Exercise materials START

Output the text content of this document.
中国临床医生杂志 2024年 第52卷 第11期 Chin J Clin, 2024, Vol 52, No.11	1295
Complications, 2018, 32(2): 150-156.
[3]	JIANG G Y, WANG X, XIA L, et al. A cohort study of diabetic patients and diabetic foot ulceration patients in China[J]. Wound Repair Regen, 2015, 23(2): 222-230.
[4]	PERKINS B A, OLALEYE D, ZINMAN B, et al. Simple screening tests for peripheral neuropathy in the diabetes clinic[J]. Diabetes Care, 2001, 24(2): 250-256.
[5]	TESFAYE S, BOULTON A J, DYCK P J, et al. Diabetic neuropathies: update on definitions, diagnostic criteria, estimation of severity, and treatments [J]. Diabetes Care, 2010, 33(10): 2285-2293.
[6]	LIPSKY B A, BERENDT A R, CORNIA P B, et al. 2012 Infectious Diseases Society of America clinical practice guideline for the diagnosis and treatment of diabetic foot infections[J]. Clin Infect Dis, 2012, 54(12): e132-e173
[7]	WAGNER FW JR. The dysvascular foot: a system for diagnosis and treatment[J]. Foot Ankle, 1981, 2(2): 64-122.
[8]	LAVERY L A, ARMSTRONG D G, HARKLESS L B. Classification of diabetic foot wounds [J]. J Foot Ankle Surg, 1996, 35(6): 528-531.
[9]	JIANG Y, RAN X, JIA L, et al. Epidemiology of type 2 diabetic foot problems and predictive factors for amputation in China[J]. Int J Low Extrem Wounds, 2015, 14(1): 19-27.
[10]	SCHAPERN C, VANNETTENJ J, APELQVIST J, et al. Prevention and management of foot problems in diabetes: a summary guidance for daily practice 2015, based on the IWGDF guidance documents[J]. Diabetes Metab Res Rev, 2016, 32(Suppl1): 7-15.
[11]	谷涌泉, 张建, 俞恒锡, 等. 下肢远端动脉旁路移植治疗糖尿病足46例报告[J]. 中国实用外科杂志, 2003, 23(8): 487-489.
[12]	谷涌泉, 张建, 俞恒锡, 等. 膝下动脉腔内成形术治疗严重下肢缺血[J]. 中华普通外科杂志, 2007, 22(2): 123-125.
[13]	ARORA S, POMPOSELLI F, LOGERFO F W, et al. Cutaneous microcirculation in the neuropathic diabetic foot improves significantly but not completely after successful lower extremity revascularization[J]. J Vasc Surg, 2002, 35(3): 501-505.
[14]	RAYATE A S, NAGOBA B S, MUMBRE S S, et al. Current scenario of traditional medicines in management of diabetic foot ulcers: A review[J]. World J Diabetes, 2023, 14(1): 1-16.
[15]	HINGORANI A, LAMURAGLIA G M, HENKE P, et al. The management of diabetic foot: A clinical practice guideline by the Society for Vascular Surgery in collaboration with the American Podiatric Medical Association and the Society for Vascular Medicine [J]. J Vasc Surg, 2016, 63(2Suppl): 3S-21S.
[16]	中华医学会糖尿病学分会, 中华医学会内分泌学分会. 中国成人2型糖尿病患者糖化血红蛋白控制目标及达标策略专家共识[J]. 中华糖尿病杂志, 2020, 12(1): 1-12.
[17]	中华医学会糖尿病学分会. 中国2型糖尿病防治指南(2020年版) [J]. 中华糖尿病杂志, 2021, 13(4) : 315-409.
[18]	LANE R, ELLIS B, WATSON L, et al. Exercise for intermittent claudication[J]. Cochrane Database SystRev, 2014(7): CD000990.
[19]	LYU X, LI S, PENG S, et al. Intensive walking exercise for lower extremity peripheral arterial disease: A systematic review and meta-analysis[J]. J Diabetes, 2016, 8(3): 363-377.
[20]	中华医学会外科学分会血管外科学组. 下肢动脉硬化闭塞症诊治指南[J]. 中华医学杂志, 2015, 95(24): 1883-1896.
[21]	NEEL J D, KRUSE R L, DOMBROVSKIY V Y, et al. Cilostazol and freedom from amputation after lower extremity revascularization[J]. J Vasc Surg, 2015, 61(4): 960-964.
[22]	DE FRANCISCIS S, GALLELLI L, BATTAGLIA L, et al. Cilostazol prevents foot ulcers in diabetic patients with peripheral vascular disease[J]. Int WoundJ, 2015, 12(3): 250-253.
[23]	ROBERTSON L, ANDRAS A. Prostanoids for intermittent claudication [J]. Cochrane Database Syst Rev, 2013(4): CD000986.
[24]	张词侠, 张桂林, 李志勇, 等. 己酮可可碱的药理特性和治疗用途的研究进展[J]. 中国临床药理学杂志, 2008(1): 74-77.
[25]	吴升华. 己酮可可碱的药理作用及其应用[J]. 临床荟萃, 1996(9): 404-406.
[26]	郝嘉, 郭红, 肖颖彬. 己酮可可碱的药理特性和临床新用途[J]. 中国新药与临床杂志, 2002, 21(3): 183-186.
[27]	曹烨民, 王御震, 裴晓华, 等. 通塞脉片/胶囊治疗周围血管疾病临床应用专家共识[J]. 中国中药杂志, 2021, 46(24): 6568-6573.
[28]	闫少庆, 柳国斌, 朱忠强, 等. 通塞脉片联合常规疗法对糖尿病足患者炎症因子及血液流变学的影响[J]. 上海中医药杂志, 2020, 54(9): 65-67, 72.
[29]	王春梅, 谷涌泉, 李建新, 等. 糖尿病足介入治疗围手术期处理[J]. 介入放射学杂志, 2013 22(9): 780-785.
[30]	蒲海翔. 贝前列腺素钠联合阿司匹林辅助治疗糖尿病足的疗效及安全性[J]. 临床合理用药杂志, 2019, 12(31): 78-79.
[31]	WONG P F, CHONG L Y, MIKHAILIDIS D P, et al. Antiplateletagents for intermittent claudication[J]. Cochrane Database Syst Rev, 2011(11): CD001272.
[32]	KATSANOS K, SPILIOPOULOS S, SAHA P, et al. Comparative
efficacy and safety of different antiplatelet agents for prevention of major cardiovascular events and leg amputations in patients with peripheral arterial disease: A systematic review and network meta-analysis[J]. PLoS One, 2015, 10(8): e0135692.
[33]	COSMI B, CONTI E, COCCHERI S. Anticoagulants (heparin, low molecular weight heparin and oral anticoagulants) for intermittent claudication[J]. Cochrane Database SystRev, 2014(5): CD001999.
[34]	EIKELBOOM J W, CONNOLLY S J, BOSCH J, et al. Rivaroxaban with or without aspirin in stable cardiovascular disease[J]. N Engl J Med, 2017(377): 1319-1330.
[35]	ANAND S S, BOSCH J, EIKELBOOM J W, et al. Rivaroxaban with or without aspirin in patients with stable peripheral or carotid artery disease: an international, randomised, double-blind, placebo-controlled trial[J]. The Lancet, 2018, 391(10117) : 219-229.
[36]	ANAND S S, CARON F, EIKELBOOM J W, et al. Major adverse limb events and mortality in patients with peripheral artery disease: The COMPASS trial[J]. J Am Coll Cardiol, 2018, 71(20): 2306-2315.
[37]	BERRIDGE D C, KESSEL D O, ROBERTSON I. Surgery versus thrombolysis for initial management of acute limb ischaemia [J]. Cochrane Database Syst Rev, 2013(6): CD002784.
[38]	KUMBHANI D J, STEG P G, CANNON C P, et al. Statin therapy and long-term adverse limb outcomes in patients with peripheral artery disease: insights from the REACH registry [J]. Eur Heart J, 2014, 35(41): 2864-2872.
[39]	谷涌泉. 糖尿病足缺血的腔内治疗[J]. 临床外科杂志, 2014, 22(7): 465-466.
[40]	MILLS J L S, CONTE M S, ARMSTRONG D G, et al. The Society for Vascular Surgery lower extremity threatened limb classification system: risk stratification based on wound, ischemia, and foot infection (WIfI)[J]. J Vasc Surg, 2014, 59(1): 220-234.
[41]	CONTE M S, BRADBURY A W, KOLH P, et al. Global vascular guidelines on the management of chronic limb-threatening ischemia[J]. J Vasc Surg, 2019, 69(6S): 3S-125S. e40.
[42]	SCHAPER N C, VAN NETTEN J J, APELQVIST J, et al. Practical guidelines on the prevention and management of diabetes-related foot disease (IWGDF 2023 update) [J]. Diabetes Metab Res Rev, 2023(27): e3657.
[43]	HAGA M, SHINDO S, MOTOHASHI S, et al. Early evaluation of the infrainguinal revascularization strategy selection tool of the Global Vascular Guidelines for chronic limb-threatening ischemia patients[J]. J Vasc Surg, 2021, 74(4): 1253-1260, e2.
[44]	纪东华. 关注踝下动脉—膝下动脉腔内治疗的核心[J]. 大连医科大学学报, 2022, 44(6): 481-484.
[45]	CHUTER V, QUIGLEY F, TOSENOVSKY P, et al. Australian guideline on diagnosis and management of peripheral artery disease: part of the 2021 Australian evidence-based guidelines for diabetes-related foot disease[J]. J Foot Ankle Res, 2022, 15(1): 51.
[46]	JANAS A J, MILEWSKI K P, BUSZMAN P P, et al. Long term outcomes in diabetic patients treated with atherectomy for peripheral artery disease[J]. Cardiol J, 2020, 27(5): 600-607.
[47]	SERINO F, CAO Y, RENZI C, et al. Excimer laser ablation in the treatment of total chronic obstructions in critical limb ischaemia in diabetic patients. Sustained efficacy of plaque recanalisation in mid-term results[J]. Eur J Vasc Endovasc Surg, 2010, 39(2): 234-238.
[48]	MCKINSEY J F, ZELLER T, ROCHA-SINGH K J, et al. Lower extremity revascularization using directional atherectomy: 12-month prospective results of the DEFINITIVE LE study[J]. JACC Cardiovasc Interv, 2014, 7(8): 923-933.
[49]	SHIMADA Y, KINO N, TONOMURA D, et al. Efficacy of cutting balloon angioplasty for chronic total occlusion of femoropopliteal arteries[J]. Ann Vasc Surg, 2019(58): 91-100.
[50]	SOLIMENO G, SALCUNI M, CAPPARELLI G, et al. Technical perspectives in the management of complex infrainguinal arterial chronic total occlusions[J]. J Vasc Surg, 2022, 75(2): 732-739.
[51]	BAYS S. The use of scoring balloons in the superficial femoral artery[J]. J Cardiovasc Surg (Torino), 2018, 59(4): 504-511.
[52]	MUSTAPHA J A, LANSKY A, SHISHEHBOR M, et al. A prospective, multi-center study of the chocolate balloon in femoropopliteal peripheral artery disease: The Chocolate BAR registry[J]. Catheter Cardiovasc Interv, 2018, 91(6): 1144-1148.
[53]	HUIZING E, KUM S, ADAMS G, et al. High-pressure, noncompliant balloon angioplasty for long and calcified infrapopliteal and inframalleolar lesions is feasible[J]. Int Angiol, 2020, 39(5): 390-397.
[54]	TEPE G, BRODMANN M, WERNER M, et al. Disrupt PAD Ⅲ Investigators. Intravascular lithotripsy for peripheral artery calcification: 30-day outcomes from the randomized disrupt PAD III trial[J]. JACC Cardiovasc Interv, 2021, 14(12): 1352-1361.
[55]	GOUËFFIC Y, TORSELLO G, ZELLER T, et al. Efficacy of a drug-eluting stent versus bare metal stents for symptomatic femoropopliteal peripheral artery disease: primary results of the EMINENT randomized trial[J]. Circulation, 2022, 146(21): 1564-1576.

Exercise materials END

Go through the lines above. Select every one that has the string "problems".

# Answer for this exercise
[9]	JIANG Y, RAN X, JIA L, et al. Epidemiology of type 2 diabetic foot problems and predictive factors for amputation in China[J]. Int J Low Extrem Wounds, 2015, 14(1): 19-27.
[10]	SCHAPERN C, VANNETTENJ J, APELQVIST J, et al. Prevention and management of foot problems in diabetes: a summary guidance for daily practice 2015, based on the IWGDF guidance documents[J]. Diabetes Metab Res Rev, 2016, 32(Suppl1): 7-15.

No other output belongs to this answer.